- Task goal:
Consider the records below. How many of their lines include the word "Type"? State the number and nothing else.

------ Exercise material ------

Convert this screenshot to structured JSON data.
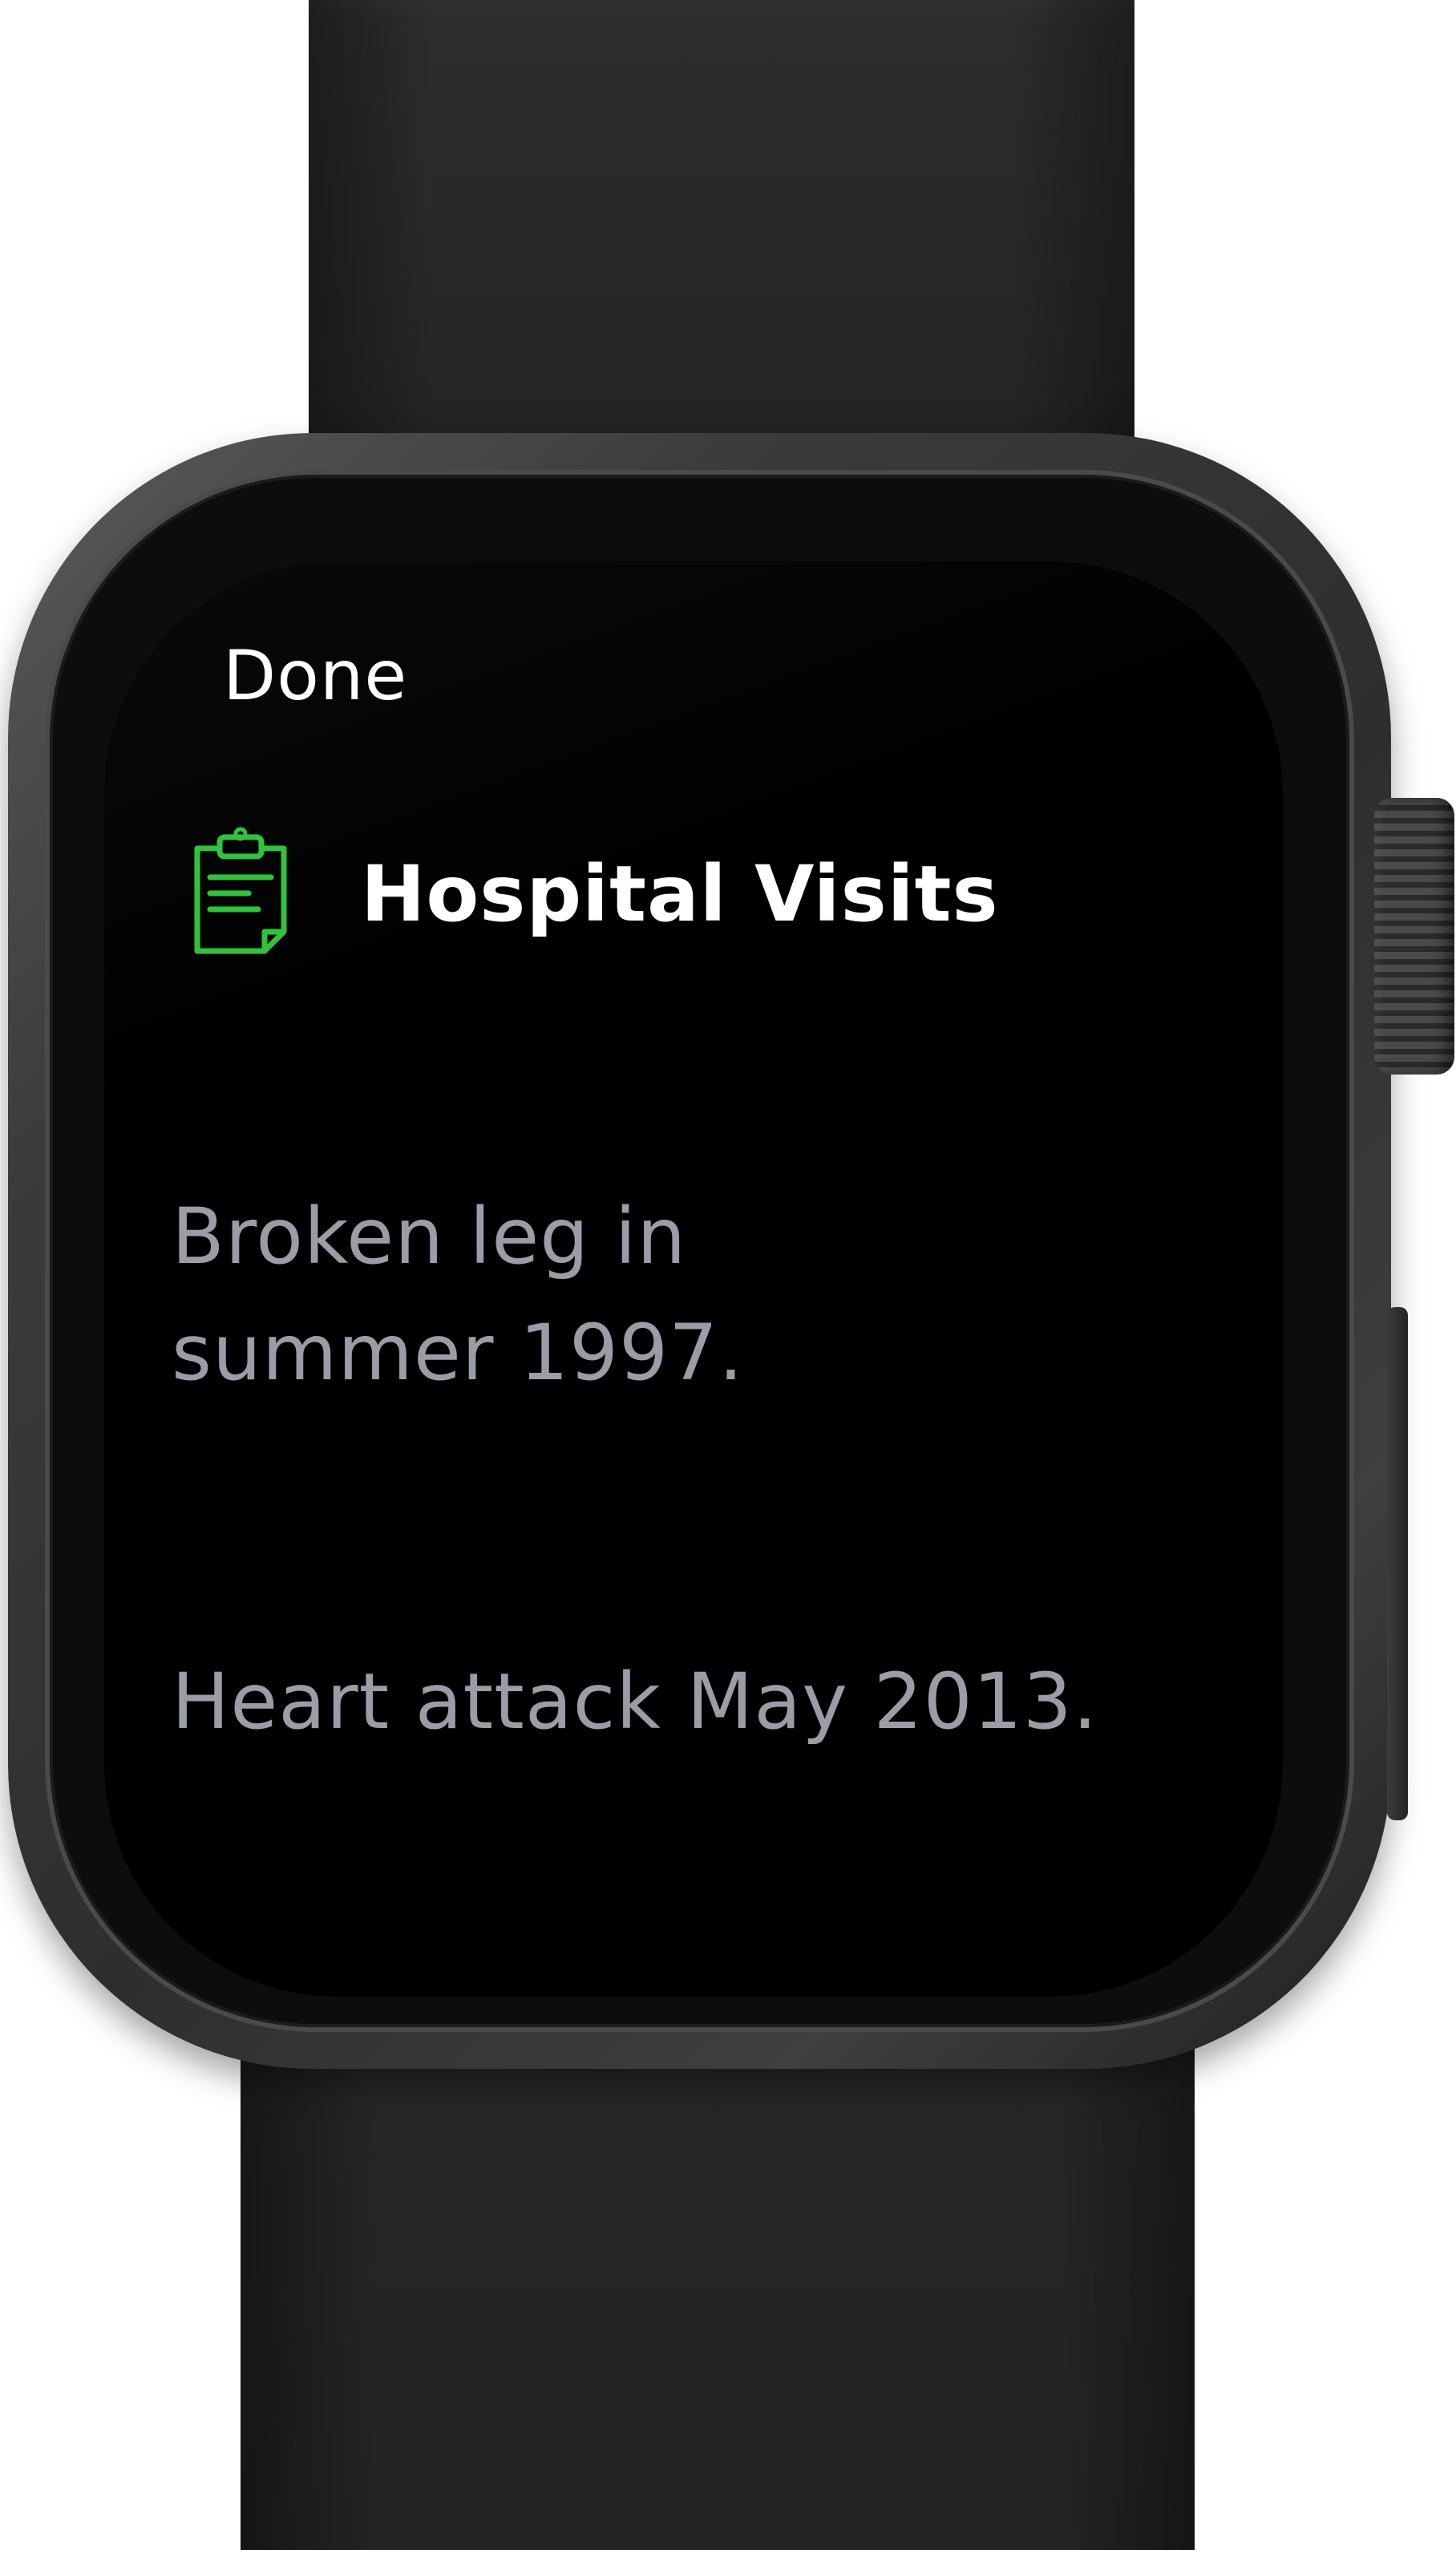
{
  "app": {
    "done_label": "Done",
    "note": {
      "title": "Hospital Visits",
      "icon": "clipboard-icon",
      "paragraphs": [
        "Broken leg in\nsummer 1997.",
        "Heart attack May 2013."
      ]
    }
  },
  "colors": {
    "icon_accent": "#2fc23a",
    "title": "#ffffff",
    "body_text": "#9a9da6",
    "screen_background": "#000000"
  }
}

------
------ Exercise material ------

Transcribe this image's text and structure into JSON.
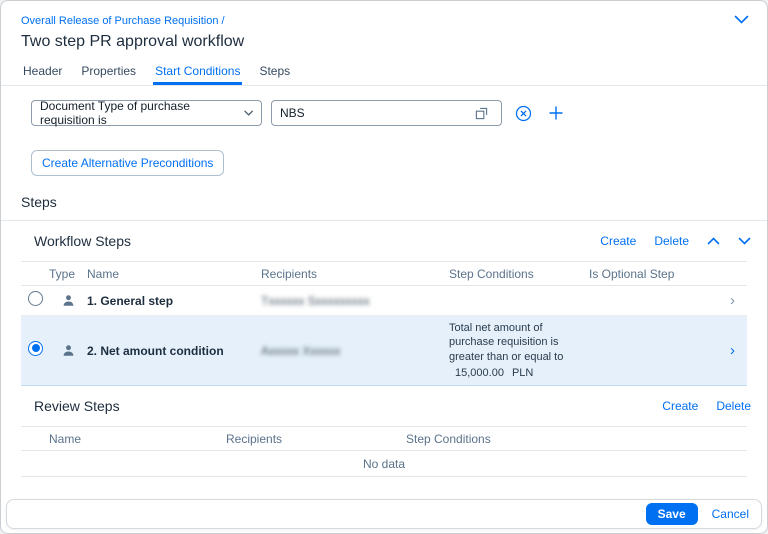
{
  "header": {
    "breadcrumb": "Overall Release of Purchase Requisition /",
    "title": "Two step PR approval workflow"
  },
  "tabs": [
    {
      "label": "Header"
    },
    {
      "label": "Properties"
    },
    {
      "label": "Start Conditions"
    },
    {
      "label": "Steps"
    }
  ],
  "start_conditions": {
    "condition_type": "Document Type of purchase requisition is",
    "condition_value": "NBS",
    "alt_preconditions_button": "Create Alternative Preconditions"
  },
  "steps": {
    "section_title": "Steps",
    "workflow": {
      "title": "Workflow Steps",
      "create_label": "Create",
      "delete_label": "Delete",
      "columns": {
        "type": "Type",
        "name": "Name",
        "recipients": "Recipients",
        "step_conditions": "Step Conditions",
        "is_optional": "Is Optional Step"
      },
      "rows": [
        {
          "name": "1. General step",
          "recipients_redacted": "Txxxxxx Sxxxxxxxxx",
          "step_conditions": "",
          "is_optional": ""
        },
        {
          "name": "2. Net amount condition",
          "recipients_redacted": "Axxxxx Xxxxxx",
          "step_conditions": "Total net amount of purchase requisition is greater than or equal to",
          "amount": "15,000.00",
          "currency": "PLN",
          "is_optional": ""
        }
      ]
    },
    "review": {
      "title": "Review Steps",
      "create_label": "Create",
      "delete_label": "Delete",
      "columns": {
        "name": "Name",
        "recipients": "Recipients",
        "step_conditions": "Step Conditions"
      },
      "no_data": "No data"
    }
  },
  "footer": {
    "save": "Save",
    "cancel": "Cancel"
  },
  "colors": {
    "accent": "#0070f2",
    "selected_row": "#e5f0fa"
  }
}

------

- Answer for the task:
2